* _Exercise details_: Return all entries word for word, but drop any images.

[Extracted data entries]
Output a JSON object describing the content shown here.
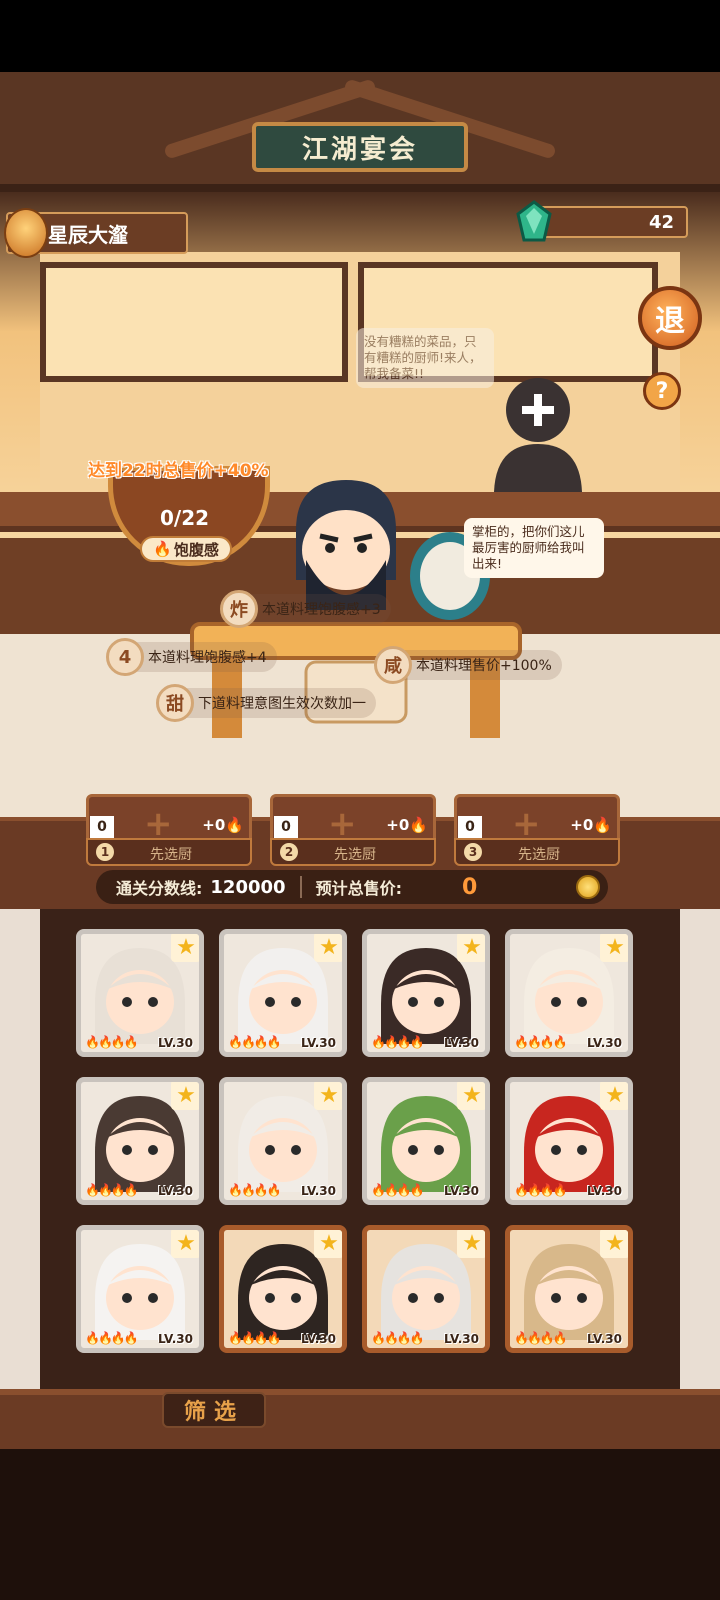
{
  "header": {
    "title": "江湖宴会",
    "player_name": "星辰大瀣",
    "gem_count": "42",
    "exit_label": "退",
    "help_label": "?"
  },
  "scene": {
    "speech_top": "没有糟糕的菜品，只有糟糕的厨师!来人，帮我备菜!!",
    "speech_chef": "掌柜的，把你们这儿最厉害的厨师给我叫出来!",
    "satiety_goal": "达到22时总售价+40%",
    "satiety_count": "0/22",
    "satiety_label": "饱腹感",
    "effects": [
      {
        "badge": "炸",
        "text": "本道料理饱腹感+3"
      },
      {
        "badge": "4",
        "text": "本道料理饱腹感+4"
      },
      {
        "badge": "咸",
        "text": "本道料理售价+100%"
      },
      {
        "badge": "甜",
        "text": "下道料理意图生效次数加一"
      }
    ]
  },
  "slots": [
    {
      "count": "0",
      "bonus": "+0",
      "num": "1",
      "label": "先选厨"
    },
    {
      "count": "0",
      "bonus": "+0",
      "num": "2",
      "label": "先选厨"
    },
    {
      "count": "0",
      "bonus": "+0",
      "num": "3",
      "label": "先选厨"
    }
  ],
  "score": {
    "pass_label": "通关分数线:",
    "pass_value": "120000",
    "total_label": "预计总售价:",
    "total_value": "0"
  },
  "chefs": [
    {
      "level": "LV.30",
      "frame": "grey",
      "hair": "#e8e0d6",
      "skin": "#ffe3cf"
    },
    {
      "level": "LV.30",
      "frame": "grey",
      "hair": "#f2f0ee",
      "skin": "#ffe3cf"
    },
    {
      "level": "LV.30",
      "frame": "grey",
      "hair": "#3a2a26",
      "skin": "#ffe3cf"
    },
    {
      "level": "LV.30",
      "frame": "grey",
      "hair": "#f4ede2",
      "skin": "#ffe3cf"
    },
    {
      "level": "LV.30",
      "frame": "grey",
      "hair": "#4a3a33",
      "skin": "#ffe3cf"
    },
    {
      "level": "LV.30",
      "frame": "grey",
      "hair": "#f1ece6",
      "skin": "#ffe3cf"
    },
    {
      "level": "LV.30",
      "frame": "grey",
      "hair": "#6aa04a",
      "skin": "#ffe3cf"
    },
    {
      "level": "LV.30",
      "frame": "grey",
      "hair": "#c8261f",
      "skin": "#ffe3cf"
    },
    {
      "level": "LV.30",
      "frame": "grey",
      "hair": "#f5f3f1",
      "skin": "#ffe3cf"
    },
    {
      "level": "LV.30",
      "frame": "brown",
      "hair": "#2e2521",
      "skin": "#ffe3cf"
    },
    {
      "level": "LV.30",
      "frame": "brown",
      "hair": "#e6e3df",
      "skin": "#ffe3cf"
    },
    {
      "level": "LV.30",
      "frame": "brown",
      "hair": "#d8b88a",
      "skin": "#ffe3cf"
    }
  ],
  "filter_label": "筛选",
  "colors": {
    "accent": "#ff8a2a",
    "wood": "#6b3d24",
    "gold": "#f3b41c"
  }
}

* _Response for this exercise_:
Output a JSON object describing the content shown here.
{
  "header": {
    "title": "江湖宴会",
    "player_name": "星辰大瀣",
    "gem_count": "42",
    "exit_label": "退",
    "help_label": "?"
  },
  "scene": {
    "speech_top": "没有糟糕的菜品，只有糟糕的厨师!来人，帮我备菜!!",
    "speech_chef": "掌柜的，把你们这儿最厉害的厨师给我叫出来!",
    "satiety_goal": "达到22时总售价+40%",
    "satiety_count": "0/22",
    "satiety_label": "饱腹感",
    "effects": [
      {
        "badge": "炸",
        "text": "本道料理饱腹感+3"
      },
      {
        "badge": "4",
        "text": "本道料理饱腹感+4"
      },
      {
        "badge": "咸",
        "text": "本道料理售价+100%"
      },
      {
        "badge": "甜",
        "text": "下道料理意图生效次数加一"
      }
    ]
  },
  "slots": [
    {
      "count": "0",
      "bonus": "+0",
      "num": "1",
      "label": "先选厨"
    },
    {
      "count": "0",
      "bonus": "+0",
      "num": "2",
      "label": "先选厨"
    },
    {
      "count": "0",
      "bonus": "+0",
      "num": "3",
      "label": "先选厨"
    }
  ],
  "score": {
    "pass_label": "通关分数线:",
    "pass_value": "120000",
    "total_label": "预计总售价:",
    "total_value": "0"
  },
  "chefs": [
    {
      "level": "LV.30",
      "frame": "grey",
      "hair": "#e8e0d6",
      "skin": "#ffe3cf"
    },
    {
      "level": "LV.30",
      "frame": "grey",
      "hair": "#f2f0ee",
      "skin": "#ffe3cf"
    },
    {
      "level": "LV.30",
      "frame": "grey",
      "hair": "#3a2a26",
      "skin": "#ffe3cf"
    },
    {
      "level": "LV.30",
      "frame": "grey",
      "hair": "#f4ede2",
      "skin": "#ffe3cf"
    },
    {
      "level": "LV.30",
      "frame": "grey",
      "hair": "#4a3a33",
      "skin": "#ffe3cf"
    },
    {
      "level": "LV.30",
      "frame": "grey",
      "hair": "#f1ece6",
      "skin": "#ffe3cf"
    },
    {
      "level": "LV.30",
      "frame": "grey",
      "hair": "#6aa04a",
      "skin": "#ffe3cf"
    },
    {
      "level": "LV.30",
      "frame": "grey",
      "hair": "#c8261f",
      "skin": "#ffe3cf"
    },
    {
      "level": "LV.30",
      "frame": "grey",
      "hair": "#f5f3f1",
      "skin": "#ffe3cf"
    },
    {
      "level": "LV.30",
      "frame": "brown",
      "hair": "#2e2521",
      "skin": "#ffe3cf"
    },
    {
      "level": "LV.30",
      "frame": "brown",
      "hair": "#e6e3df",
      "skin": "#ffe3cf"
    },
    {
      "level": "LV.30",
      "frame": "brown",
      "hair": "#d8b88a",
      "skin": "#ffe3cf"
    }
  ],
  "filter_label": "筛选",
  "colors": {
    "accent": "#ff8a2a",
    "wood": "#6b3d24",
    "gold": "#f3b41c"
  }
}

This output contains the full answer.